[Dataset excerpt]
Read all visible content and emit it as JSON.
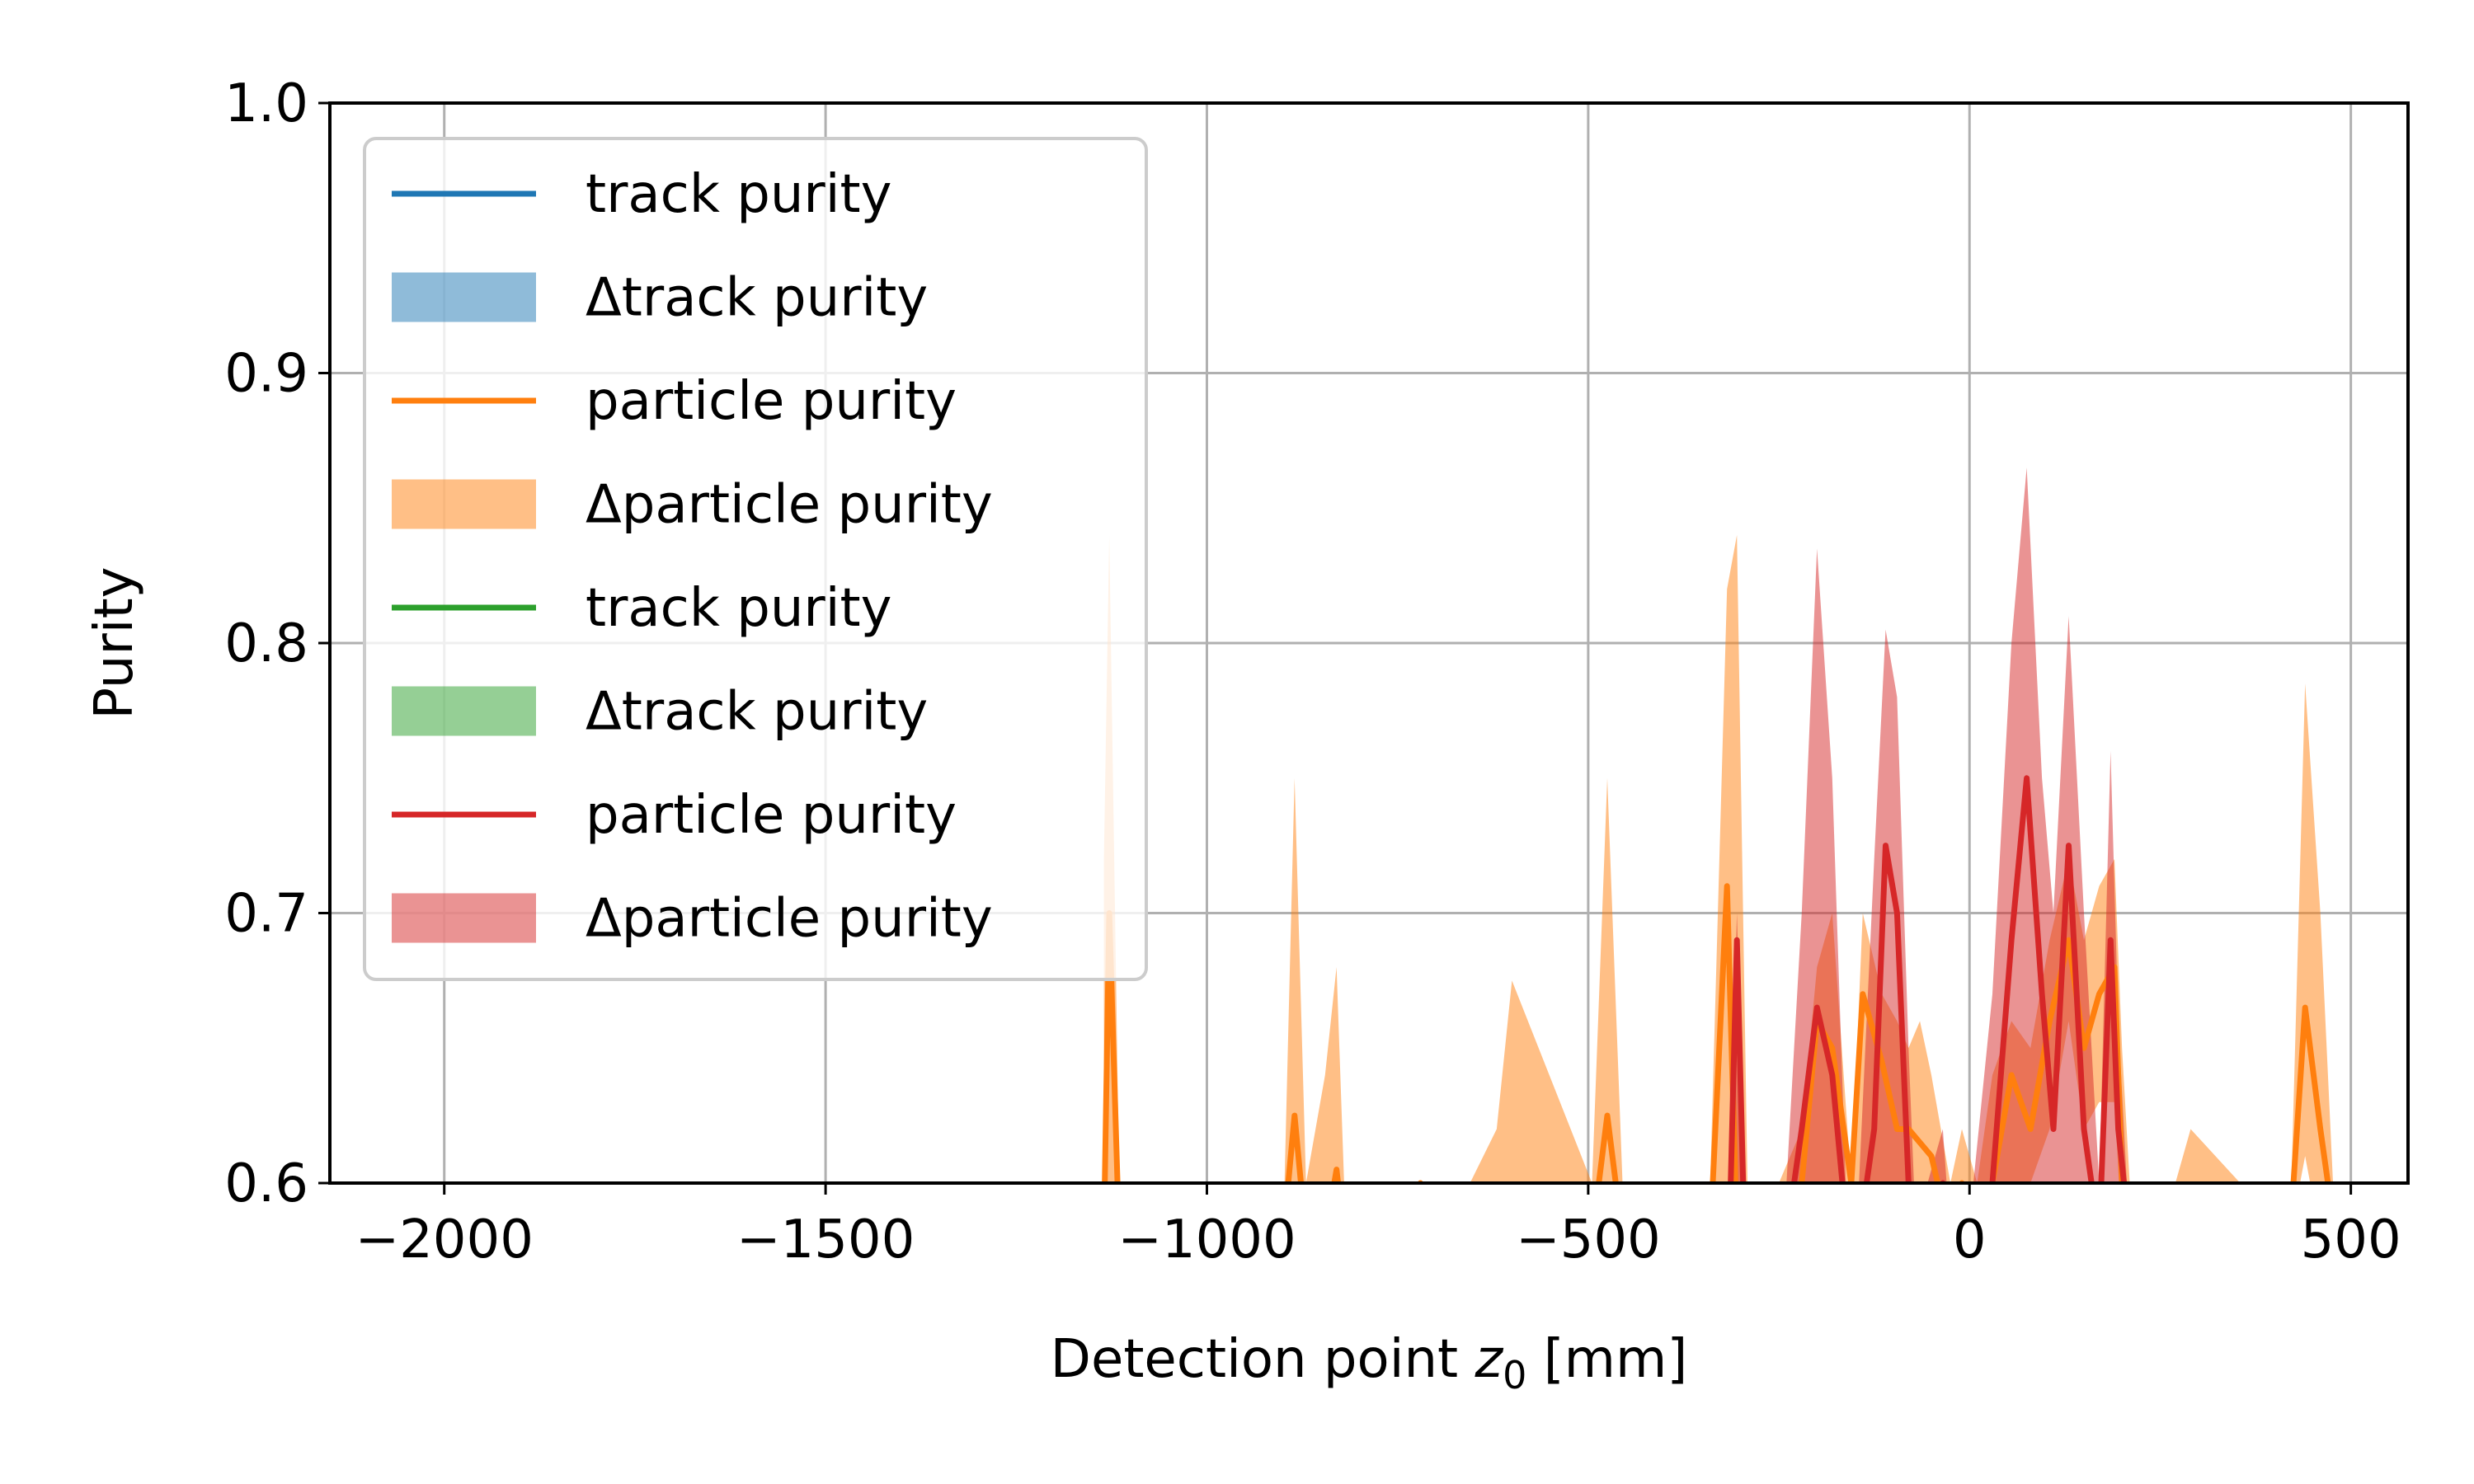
{
  "chart_data": {
    "type": "line",
    "title": "",
    "xlabel_main": "Detection point ",
    "xlabel_var": "z",
    "xlabel_sub": "0",
    "xlabel_unit": " [mm]",
    "ylabel": "Purity",
    "xlim": [
      -2150,
      575
    ],
    "ylim": [
      0.6,
      1.0
    ],
    "x_ticks": [
      -2000,
      -1500,
      -1000,
      -500,
      0,
      500
    ],
    "x_tick_labels": [
      "−2000",
      "−1500",
      "−1000",
      "−500",
      "0",
      "500"
    ],
    "y_ticks": [
      0.6,
      0.7,
      0.8,
      0.9,
      1.0
    ],
    "y_tick_labels": [
      "0.6",
      "0.7",
      "0.8",
      "0.9",
      "1.0"
    ],
    "grid": true,
    "legend_position": "top-left",
    "colors": {
      "blue": "#1f77b4",
      "orange": "#ff7f0e",
      "green": "#2ca02c",
      "red": "#d62728"
    },
    "legend": [
      {
        "label": "track purity",
        "kind": "line",
        "color": "#1f77b4"
      },
      {
        "label": "Δtrack purity",
        "kind": "band",
        "color": "#1f77b4"
      },
      {
        "label": "particle purity",
        "kind": "line",
        "color": "#ff7f0e"
      },
      {
        "label": "Δparticle purity",
        "kind": "band",
        "color": "#ff7f0e"
      },
      {
        "label": "track purity",
        "kind": "line",
        "color": "#2ca02c"
      },
      {
        "label": "Δtrack purity",
        "kind": "band",
        "color": "#2ca02c"
      },
      {
        "label": "particle purity",
        "kind": "line",
        "color": "#d62728"
      },
      {
        "label": "Δparticle purity",
        "kind": "band",
        "color": "#d62728"
      }
    ],
    "series": [
      {
        "color": "#ff7f0e",
        "x": [
          -1135,
          -1128,
          -1115,
          -1080,
          -900,
          -885,
          -870,
          -845,
          -830,
          -820,
          -795,
          -720,
          -690,
          -620,
          -600,
          -495,
          -475,
          -455,
          -340,
          -318,
          -305,
          -290,
          -280,
          -250,
          -220,
          -200,
          -180,
          -155,
          -140,
          -115,
          -95,
          -80,
          -65,
          -50,
          -25,
          -10,
          10,
          30,
          55,
          80,
          105,
          130,
          150,
          170,
          190,
          200,
          210,
          250,
          290,
          420,
          440,
          460,
          480,
          520,
          540
        ],
        "y": [
          0.58,
          0.7,
          0.58,
          0.58,
          0.58,
          0.625,
          0.58,
          0.58,
          0.605,
          0.58,
          0.58,
          0.6,
          0.58,
          0.58,
          0.58,
          0.58,
          0.625,
          0.58,
          0.58,
          0.71,
          0.58,
          0.58,
          0.58,
          0.58,
          0.6,
          0.66,
          0.65,
          0.6,
          0.67,
          0.645,
          0.62,
          0.62,
          0.615,
          0.61,
          0.58,
          0.6,
          0.58,
          0.6,
          0.64,
          0.62,
          0.66,
          0.69,
          0.65,
          0.67,
          0.68,
          0.6,
          0.58,
          0.58,
          0.58,
          0.58,
          0.665,
          0.62,
          0.58,
          0.58,
          0.6
        ],
        "lower": [
          0.58,
          0.58,
          0.58,
          0.58,
          0.58,
          0.58,
          0.58,
          0.58,
          0.58,
          0.58,
          0.58,
          0.58,
          0.58,
          0.58,
          0.58,
          0.58,
          0.58,
          0.58,
          0.58,
          0.6,
          0.58,
          0.58,
          0.58,
          0.58,
          0.58,
          0.58,
          0.58,
          0.58,
          0.6,
          0.6,
          0.58,
          0.6,
          0.58,
          0.58,
          0.58,
          0.58,
          0.58,
          0.58,
          0.6,
          0.6,
          0.62,
          0.66,
          0.62,
          0.63,
          0.63,
          0.58,
          0.58,
          0.58,
          0.58,
          0.58,
          0.61,
          0.58,
          0.58,
          0.58,
          0.58
        ],
        "upper": [
          0.72,
          0.84,
          0.6,
          0.58,
          0.58,
          0.75,
          0.6,
          0.64,
          0.68,
          0.6,
          0.58,
          0.6,
          0.58,
          0.62,
          0.675,
          0.6,
          0.75,
          0.6,
          0.6,
          0.82,
          0.84,
          0.58,
          0.58,
          0.6,
          0.62,
          0.68,
          0.7,
          0.6,
          0.7,
          0.67,
          0.66,
          0.65,
          0.66,
          0.64,
          0.6,
          0.62,
          0.6,
          0.64,
          0.66,
          0.65,
          0.69,
          0.72,
          0.69,
          0.71,
          0.72,
          0.65,
          0.6,
          0.58,
          0.62,
          0.58,
          0.785,
          0.7,
          0.58,
          0.58,
          0.6
        ]
      },
      {
        "color": "#d62728",
        "x": [
          -315,
          -305,
          -295,
          -260,
          -240,
          -220,
          -200,
          -180,
          -160,
          -145,
          -125,
          -110,
          -95,
          -80,
          -70,
          -55,
          -35,
          -25,
          -15,
          -5,
          5,
          30,
          55,
          75,
          95,
          110,
          130,
          150,
          170,
          185,
          195,
          210
        ],
        "y": [
          0.58,
          0.69,
          0.58,
          0.58,
          0.58,
          0.62,
          0.665,
          0.64,
          0.58,
          0.58,
          0.62,
          0.725,
          0.7,
          0.6,
          0.58,
          0.58,
          0.6,
          0.58,
          0.58,
          0.58,
          0.58,
          0.6,
          0.69,
          0.75,
          0.67,
          0.62,
          0.725,
          0.62,
          0.58,
          0.69,
          0.62,
          0.58
        ],
        "lower": [
          0.58,
          0.58,
          0.58,
          0.58,
          0.58,
          0.58,
          0.58,
          0.58,
          0.58,
          0.58,
          0.58,
          0.58,
          0.58,
          0.58,
          0.58,
          0.58,
          0.58,
          0.58,
          0.58,
          0.58,
          0.58,
          0.58,
          0.58,
          0.6,
          0.58,
          0.58,
          0.58,
          0.58,
          0.58,
          0.58,
          0.58,
          0.58
        ],
        "upper": [
          0.6,
          0.7,
          0.6,
          0.58,
          0.6,
          0.7,
          0.835,
          0.75,
          0.58,
          0.6,
          0.72,
          0.805,
          0.78,
          0.65,
          0.58,
          0.6,
          0.62,
          0.58,
          0.58,
          0.6,
          0.6,
          0.67,
          0.8,
          0.865,
          0.75,
          0.7,
          0.81,
          0.7,
          0.6,
          0.76,
          0.66,
          0.58
        ]
      }
    ]
  }
}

Written problem -
The records above are to be reproduced exactly; the pictures are to be left out.

Solution -
Read all visible content and emit it as JSON.
{
  "chart_data": {
    "type": "line",
    "title": "",
    "xlabel_main": "Detection point ",
    "xlabel_var": "z",
    "xlabel_sub": "0",
    "xlabel_unit": " [mm]",
    "ylabel": "Purity",
    "xlim": [
      -2150,
      575
    ],
    "ylim": [
      0.6,
      1.0
    ],
    "x_ticks": [
      -2000,
      -1500,
      -1000,
      -500,
      0,
      500
    ],
    "x_tick_labels": [
      "−2000",
      "−1500",
      "−1000",
      "−500",
      "0",
      "500"
    ],
    "y_ticks": [
      0.6,
      0.7,
      0.8,
      0.9,
      1.0
    ],
    "y_tick_labels": [
      "0.6",
      "0.7",
      "0.8",
      "0.9",
      "1.0"
    ],
    "grid": true,
    "legend_position": "top-left",
    "colors": {
      "blue": "#1f77b4",
      "orange": "#ff7f0e",
      "green": "#2ca02c",
      "red": "#d62728"
    },
    "legend": [
      {
        "label": "track purity",
        "kind": "line",
        "color": "#1f77b4"
      },
      {
        "label": "Δtrack purity",
        "kind": "band",
        "color": "#1f77b4"
      },
      {
        "label": "particle purity",
        "kind": "line",
        "color": "#ff7f0e"
      },
      {
        "label": "Δparticle purity",
        "kind": "band",
        "color": "#ff7f0e"
      },
      {
        "label": "track purity",
        "kind": "line",
        "color": "#2ca02c"
      },
      {
        "label": "Δtrack purity",
        "kind": "band",
        "color": "#2ca02c"
      },
      {
        "label": "particle purity",
        "kind": "line",
        "color": "#d62728"
      },
      {
        "label": "Δparticle purity",
        "kind": "band",
        "color": "#d62728"
      }
    ],
    "series": [
      {
        "color": "#ff7f0e",
        "x": [
          -1135,
          -1128,
          -1115,
          -1080,
          -900,
          -885,
          -870,
          -845,
          -830,
          -820,
          -795,
          -720,
          -690,
          -620,
          -600,
          -495,
          -475,
          -455,
          -340,
          -318,
          -305,
          -290,
          -280,
          -250,
          -220,
          -200,
          -180,
          -155,
          -140,
          -115,
          -95,
          -80,
          -65,
          -50,
          -25,
          -10,
          10,
          30,
          55,
          80,
          105,
          130,
          150,
          170,
          190,
          200,
          210,
          250,
          290,
          420,
          440,
          460,
          480,
          520,
          540
        ],
        "y": [
          0.58,
          0.7,
          0.58,
          0.58,
          0.58,
          0.625,
          0.58,
          0.58,
          0.605,
          0.58,
          0.58,
          0.6,
          0.58,
          0.58,
          0.58,
          0.58,
          0.625,
          0.58,
          0.58,
          0.71,
          0.58,
          0.58,
          0.58,
          0.58,
          0.6,
          0.66,
          0.65,
          0.6,
          0.67,
          0.645,
          0.62,
          0.62,
          0.615,
          0.61,
          0.58,
          0.6,
          0.58,
          0.6,
          0.64,
          0.62,
          0.66,
          0.69,
          0.65,
          0.67,
          0.68,
          0.6,
          0.58,
          0.58,
          0.58,
          0.58,
          0.665,
          0.62,
          0.58,
          0.58,
          0.6
        ],
        "lower": [
          0.58,
          0.58,
          0.58,
          0.58,
          0.58,
          0.58,
          0.58,
          0.58,
          0.58,
          0.58,
          0.58,
          0.58,
          0.58,
          0.58,
          0.58,
          0.58,
          0.58,
          0.58,
          0.58,
          0.6,
          0.58,
          0.58,
          0.58,
          0.58,
          0.58,
          0.58,
          0.58,
          0.58,
          0.6,
          0.6,
          0.58,
          0.6,
          0.58,
          0.58,
          0.58,
          0.58,
          0.58,
          0.58,
          0.6,
          0.6,
          0.62,
          0.66,
          0.62,
          0.63,
          0.63,
          0.58,
          0.58,
          0.58,
          0.58,
          0.58,
          0.61,
          0.58,
          0.58,
          0.58,
          0.58
        ],
        "upper": [
          0.72,
          0.84,
          0.6,
          0.58,
          0.58,
          0.75,
          0.6,
          0.64,
          0.68,
          0.6,
          0.58,
          0.6,
          0.58,
          0.62,
          0.675,
          0.6,
          0.75,
          0.6,
          0.6,
          0.82,
          0.84,
          0.58,
          0.58,
          0.6,
          0.62,
          0.68,
          0.7,
          0.6,
          0.7,
          0.67,
          0.66,
          0.65,
          0.66,
          0.64,
          0.6,
          0.62,
          0.6,
          0.64,
          0.66,
          0.65,
          0.69,
          0.72,
          0.69,
          0.71,
          0.72,
          0.65,
          0.6,
          0.58,
          0.62,
          0.58,
          0.785,
          0.7,
          0.58,
          0.58,
          0.6
        ]
      },
      {
        "color": "#d62728",
        "x": [
          -315,
          -305,
          -295,
          -260,
          -240,
          -220,
          -200,
          -180,
          -160,
          -145,
          -125,
          -110,
          -95,
          -80,
          -70,
          -55,
          -35,
          -25,
          -15,
          -5,
          5,
          30,
          55,
          75,
          95,
          110,
          130,
          150,
          170,
          185,
          195,
          210
        ],
        "y": [
          0.58,
          0.69,
          0.58,
          0.58,
          0.58,
          0.62,
          0.665,
          0.64,
          0.58,
          0.58,
          0.62,
          0.725,
          0.7,
          0.6,
          0.58,
          0.58,
          0.6,
          0.58,
          0.58,
          0.58,
          0.58,
          0.6,
          0.69,
          0.75,
          0.67,
          0.62,
          0.725,
          0.62,
          0.58,
          0.69,
          0.62,
          0.58
        ],
        "lower": [
          0.58,
          0.58,
          0.58,
          0.58,
          0.58,
          0.58,
          0.58,
          0.58,
          0.58,
          0.58,
          0.58,
          0.58,
          0.58,
          0.58,
          0.58,
          0.58,
          0.58,
          0.58,
          0.58,
          0.58,
          0.58,
          0.58,
          0.58,
          0.6,
          0.58,
          0.58,
          0.58,
          0.58,
          0.58,
          0.58,
          0.58,
          0.58
        ],
        "upper": [
          0.6,
          0.7,
          0.6,
          0.58,
          0.6,
          0.7,
          0.835,
          0.75,
          0.58,
          0.6,
          0.72,
          0.805,
          0.78,
          0.65,
          0.58,
          0.6,
          0.62,
          0.58,
          0.58,
          0.6,
          0.6,
          0.67,
          0.8,
          0.865,
          0.75,
          0.7,
          0.81,
          0.7,
          0.6,
          0.76,
          0.66,
          0.58
        ]
      }
    ]
  }
}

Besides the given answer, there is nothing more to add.